**Dataset records:**

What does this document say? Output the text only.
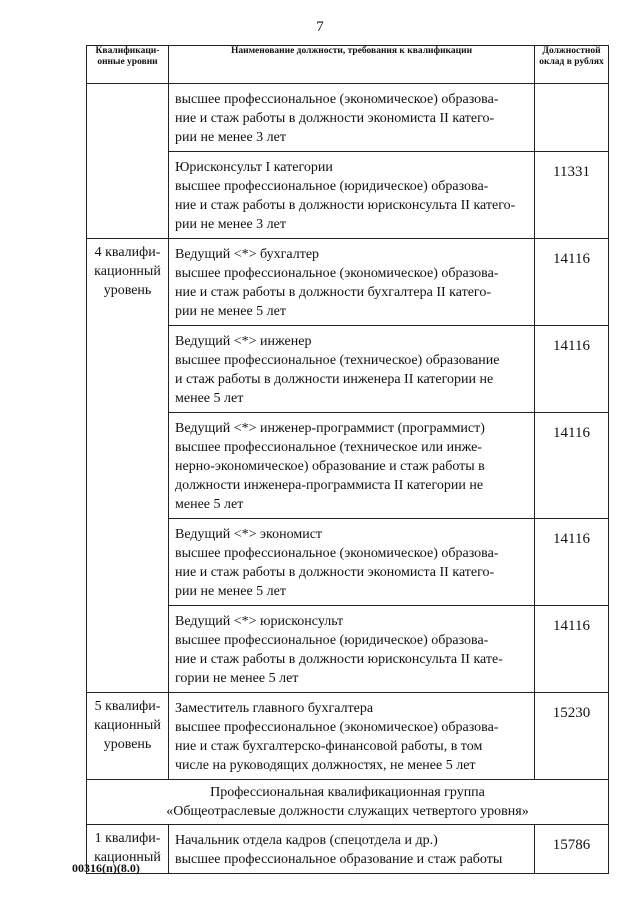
7
Квалификаци-
онные уровни	Наименование должности, требования к квалификации	Должностной
оклад в рублях

	высшее профессиональное (экономическое) образова-
ние и стаж работы в должности экономиста II катего-
рии не менее 3 лет	

	Юрисконсульт I категории
высшее профессиональное (юридическое) образова-
ние и стаж работы в должности юрисконсульта II катего-
рии не менее 3 лет	11331

4 квалифи-
кационный
уровень	Ведущий <*> бухгалтер
высшее профессиональное (экономическое) образова-
ние и стаж работы в должности бухгалтера II катего-
рии не менее 5 лет	14116

	Ведущий <*> инженер
высшее профессиональное (техническое) образование
и стаж работы в должности инженера II категории не
менее 5 лет	14116

	Ведущий <*> инженер-программист (программист)
высшее профессиональное (техническое или инже-
нерно-экономическое) образование и стаж работы в
должности инженера-программиста II категории не
менее 5 лет	14116

	Ведущий <*> экономист
высшее профессиональное (экономическое) образова-
ние и стаж работы в должности экономиста II катего-
рии не менее 5 лет	14116

	Ведущий <*> юрисконсульт
высшее профессиональное (юридическое) образова-
ние и стаж работы в должности юрисконсульта II кате-
гории не менее 5 лет	14116

5 квалифи-
кационный
уровень	Заместитель главного бухгалтера
высшее профессиональное (экономическое) образова-
ние и стаж бухгалтерско-финансовой работы, в том
числе на руководящих должностях, не менее 5 лет	15230

Профессиональная квалификационная группа
«Общеотраслевые должности служащих четвертого уровня»		

1 квалифи-
кационный	Начальник отдела кадров (спецотдела и др.)
высшее профессиональное образование и стаж работы	15786
00316(п)(8.0)
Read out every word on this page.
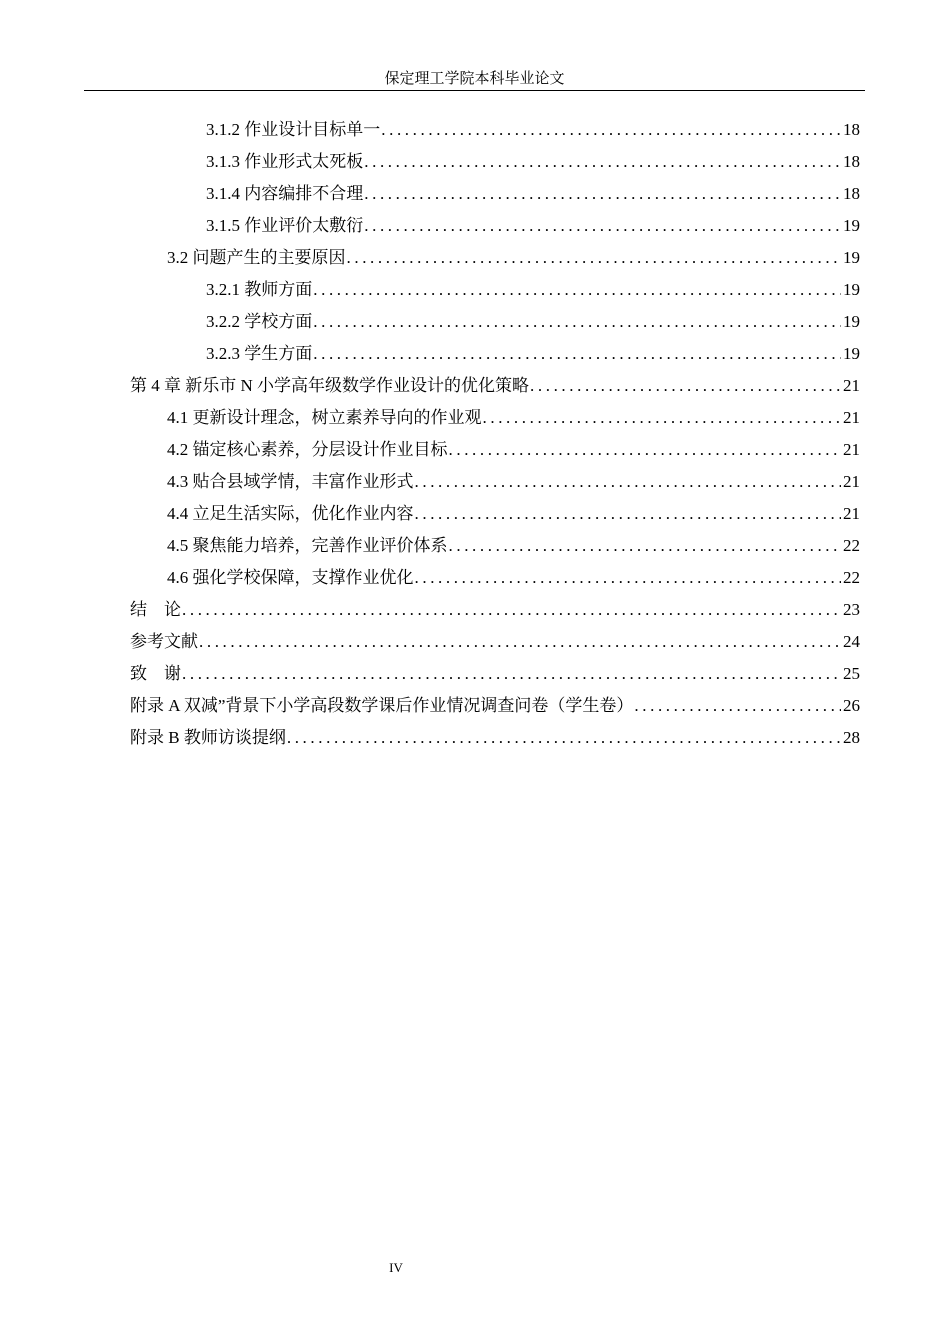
保定理工学院本科毕业论文
3.1.2 作业设计目标单一 .....	18
3.1.3 作业形式太死板 .....	18
3.1.4 内容编排不合理 .....	18
3.1.5 作业评价太敷衍 .....	19
3.2 问题产生的主要原因 .....	19
3.2.1 教师方面 .....	19
3.2.2 学校方面 .....	19
3.2.3 学生方面 .....	19
第 4 章 新乐市 N 小学高年级数学作业设计的优化策略 .....	21
4.1 更新设计理念，树立素养导向的作业观 .....	21
4.2 锚定核心素养，分层设计作业目标 .....	21
4.3 贴合县域学情，丰富作业形式 .....	21
4.4 立足生活实际，优化作业内容 .....	21
4.5 聚焦能力培养，完善作业评价体系 .....	22
4.6 强化学校保障，支撑作业优化 .....	22
结　论 .....	23
参考文献 .....	24
致　谢 .....	25
附录 A 双减”背景下小学高段数学课后作业情况调查问卷（学生卷） .....	26
附录 B 教师访谈提纲 .....	28
IV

**Prompt:** Find the word "работы" in the entries above and gather every line that holds it.

**Solution for this problem:**
ние и стаж работы в должности экономиста II катего-
ние и стаж работы в должности юрисконсульта II катего-
ние и стаж работы в должности бухгалтера II катего-
и стаж работы в должности инженера II категории не
нерно-экономическое) образование и стаж работы в
ние и стаж работы в должности экономиста II катего-
ние и стаж работы в должности юрисконсульта II кате-
ние и стаж бухгалтерско-финансовой работы, в том
высшее профессиональное образование и стаж работы	15786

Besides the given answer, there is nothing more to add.